**EXERCISE MATERIAL:**

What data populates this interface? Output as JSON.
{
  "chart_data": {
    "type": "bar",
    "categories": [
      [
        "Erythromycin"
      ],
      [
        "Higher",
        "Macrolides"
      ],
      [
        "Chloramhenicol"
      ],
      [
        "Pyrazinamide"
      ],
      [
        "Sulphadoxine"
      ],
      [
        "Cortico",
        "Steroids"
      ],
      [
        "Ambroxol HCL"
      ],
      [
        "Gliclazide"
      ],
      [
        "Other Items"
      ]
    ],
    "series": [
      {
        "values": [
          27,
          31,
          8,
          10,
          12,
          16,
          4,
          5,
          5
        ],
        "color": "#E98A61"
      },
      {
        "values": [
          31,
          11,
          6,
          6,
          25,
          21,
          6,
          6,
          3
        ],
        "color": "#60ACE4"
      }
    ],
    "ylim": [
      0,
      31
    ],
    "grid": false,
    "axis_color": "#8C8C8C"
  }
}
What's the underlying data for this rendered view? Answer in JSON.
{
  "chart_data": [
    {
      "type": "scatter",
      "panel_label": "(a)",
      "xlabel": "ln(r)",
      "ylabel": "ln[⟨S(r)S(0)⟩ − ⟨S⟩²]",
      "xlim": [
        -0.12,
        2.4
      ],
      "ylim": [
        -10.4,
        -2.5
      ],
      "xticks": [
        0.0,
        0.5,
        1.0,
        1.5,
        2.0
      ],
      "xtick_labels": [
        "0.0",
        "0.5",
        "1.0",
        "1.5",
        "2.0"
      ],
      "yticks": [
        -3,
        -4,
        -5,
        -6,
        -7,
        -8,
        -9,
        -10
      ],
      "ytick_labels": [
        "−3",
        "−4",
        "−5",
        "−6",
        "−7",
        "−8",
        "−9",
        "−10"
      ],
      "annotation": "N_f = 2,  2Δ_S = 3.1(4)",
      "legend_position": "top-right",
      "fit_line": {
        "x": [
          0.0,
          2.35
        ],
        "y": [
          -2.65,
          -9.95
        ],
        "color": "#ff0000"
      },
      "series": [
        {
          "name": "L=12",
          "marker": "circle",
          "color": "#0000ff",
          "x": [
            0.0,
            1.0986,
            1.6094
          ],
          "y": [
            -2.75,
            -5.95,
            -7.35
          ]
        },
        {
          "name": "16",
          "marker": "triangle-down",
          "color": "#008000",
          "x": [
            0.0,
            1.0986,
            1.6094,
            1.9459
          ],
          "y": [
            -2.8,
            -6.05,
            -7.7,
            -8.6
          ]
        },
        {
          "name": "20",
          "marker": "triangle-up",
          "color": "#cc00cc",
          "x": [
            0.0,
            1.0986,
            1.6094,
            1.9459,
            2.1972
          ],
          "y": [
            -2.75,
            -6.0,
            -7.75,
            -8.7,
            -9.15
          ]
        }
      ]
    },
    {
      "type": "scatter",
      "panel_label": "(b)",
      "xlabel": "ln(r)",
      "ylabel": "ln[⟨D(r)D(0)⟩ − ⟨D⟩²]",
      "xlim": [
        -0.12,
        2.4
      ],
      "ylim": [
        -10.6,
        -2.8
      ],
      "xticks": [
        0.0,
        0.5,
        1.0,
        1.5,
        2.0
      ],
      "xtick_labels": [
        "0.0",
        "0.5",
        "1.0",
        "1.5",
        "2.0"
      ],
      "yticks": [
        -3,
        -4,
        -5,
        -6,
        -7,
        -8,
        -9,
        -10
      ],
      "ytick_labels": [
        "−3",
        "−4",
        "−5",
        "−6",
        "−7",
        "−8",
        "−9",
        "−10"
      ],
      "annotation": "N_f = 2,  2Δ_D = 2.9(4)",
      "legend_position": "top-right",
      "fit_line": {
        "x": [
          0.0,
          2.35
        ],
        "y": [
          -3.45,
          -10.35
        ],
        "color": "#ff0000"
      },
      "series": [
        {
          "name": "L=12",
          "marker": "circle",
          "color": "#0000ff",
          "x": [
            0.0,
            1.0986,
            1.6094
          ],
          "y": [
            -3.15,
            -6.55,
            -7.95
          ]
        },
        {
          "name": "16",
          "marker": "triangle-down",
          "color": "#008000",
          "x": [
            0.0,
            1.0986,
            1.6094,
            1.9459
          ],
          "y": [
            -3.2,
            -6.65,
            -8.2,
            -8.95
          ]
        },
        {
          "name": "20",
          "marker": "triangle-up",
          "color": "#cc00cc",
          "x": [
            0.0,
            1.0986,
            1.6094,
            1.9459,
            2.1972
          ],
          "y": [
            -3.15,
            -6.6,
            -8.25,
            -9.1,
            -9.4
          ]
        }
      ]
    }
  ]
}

**PROBLEM REQUIREMENTS:** Word for word, write out all of the data above.

**FINISHED TASK:**
What data populates this interface? Output as JSON.
{
  "chart_data": {
    "type": "bar",
    "categories": [
      [
        "Erythromycin"
      ],
      [
        "Higher",
        "Macrolides"
      ],
      [
        "Chloramhenicol"
      ],
      [
        "Pyrazinamide"
      ],
      [
        "Sulphadoxine"
      ],
      [
        "Cortico",
        "Steroids"
      ],
      [
        "Ambroxol HCL"
      ],
      [
        "Gliclazide"
      ],
      [
        "Other Items"
      ]
    ],
    "series": [
      {
        "values": [
          27,
          31,
          8,
          10,
          12,
          16,
          4,
          5,
          5
        ],
        "color": "#E98A61"
      },
      {
        "values": [
          31,
          11,
          6,
          6,
          25,
          21,
          6,
          6,
          3
        ],
        "color": "#60ACE4"
      }
    ],
    "ylim": [
      0,
      31
    ],
    "grid": false,
    "axis_color": "#8C8C8C"
  }
}
What's the underlying data for this rendered view? Answer in JSON.
{
  "chart_data": [
    {
      "type": "scatter",
      "panel_label": "(a)",
      "xlabel": "ln(r)",
      "ylabel": "ln[⟨S(r)S(0)⟩ − ⟨S⟩²]",
      "xlim": [
        -0.12,
        2.4
      ],
      "ylim": [
        -10.4,
        -2.5
      ],
      "xticks": [
        0.0,
        0.5,
        1.0,
        1.5,
        2.0
      ],
      "xtick_labels": [
        "0.0",
        "0.5",
        "1.0",
        "1.5",
        "2.0"
      ],
      "yticks": [
        -3,
        -4,
        -5,
        -6,
        -7,
        -8,
        -9,
        -10
      ],
      "ytick_labels": [
        "−3",
        "−4",
        "−5",
        "−6",
        "−7",
        "−8",
        "−9",
        "−10"
      ],
      "annotation": "N_f = 2,  2Δ_S = 3.1(4)",
      "legend_position": "top-right",
      "fit_line": {
        "x": [
          0.0,
          2.35
        ],
        "y": [
          -2.65,
          -9.95
        ],
        "color": "#ff0000"
      },
      "series": [
        {
          "name": "L=12",
          "marker": "circle",
          "color": "#0000ff",
          "x": [
            0.0,
            1.0986,
            1.6094
          ],
          "y": [
            -2.75,
            -5.95,
            -7.35
          ]
        },
        {
          "name": "16",
          "marker": "triangle-down",
          "color": "#008000",
          "x": [
            0.0,
            1.0986,
            1.6094,
            1.9459
          ],
          "y": [
            -2.8,
            -6.05,
            -7.7,
            -8.6
          ]
        },
        {
          "name": "20",
          "marker": "triangle-up",
          "color": "#cc00cc",
          "x": [
            0.0,
            1.0986,
            1.6094,
            1.9459,
            2.1972
          ],
          "y": [
            -2.75,
            -6.0,
            -7.75,
            -8.7,
            -9.15
          ]
        }
      ]
    },
    {
      "type": "scatter",
      "panel_label": "(b)",
      "xlabel": "ln(r)",
      "ylabel": "ln[⟨D(r)D(0)⟩ − ⟨D⟩²]",
      "xlim": [
        -0.12,
        2.4
      ],
      "ylim": [
        -10.6,
        -2.8
      ],
      "xticks": [
        0.0,
        0.5,
        1.0,
        1.5,
        2.0
      ],
      "xtick_labels": [
        "0.0",
        "0.5",
        "1.0",
        "1.5",
        "2.0"
      ],
      "yticks": [
        -3,
        -4,
        -5,
        -6,
        -7,
        -8,
        -9,
        -10
      ],
      "ytick_labels": [
        "−3",
        "−4",
        "−5",
        "−6",
        "−7",
        "−8",
        "−9",
        "−10"
      ],
      "annotation": "N_f = 2,  2Δ_D = 2.9(4)",
      "legend_position": "top-right",
      "fit_line": {
        "x": [
          0.0,
          2.35
        ],
        "y": [
          -3.45,
          -10.35
        ],
        "color": "#ff0000"
      },
      "series": [
        {
          "name": "L=12",
          "marker": "circle",
          "color": "#0000ff",
          "x": [
            0.0,
            1.0986,
            1.6094
          ],
          "y": [
            -3.15,
            -6.55,
            -7.95
          ]
        },
        {
          "name": "16",
          "marker": "triangle-down",
          "color": "#008000",
          "x": [
            0.0,
            1.0986,
            1.6094,
            1.9459
          ],
          "y": [
            -3.2,
            -6.65,
            -8.2,
            -8.95
          ]
        },
        {
          "name": "20",
          "marker": "triangle-up",
          "color": "#cc00cc",
          "x": [
            0.0,
            1.0986,
            1.6094,
            1.9459,
            2.1972
          ],
          "y": [
            -3.15,
            -6.6,
            -8.25,
            -9.1,
            -9.4
          ]
        }
      ]
    }
  ]
}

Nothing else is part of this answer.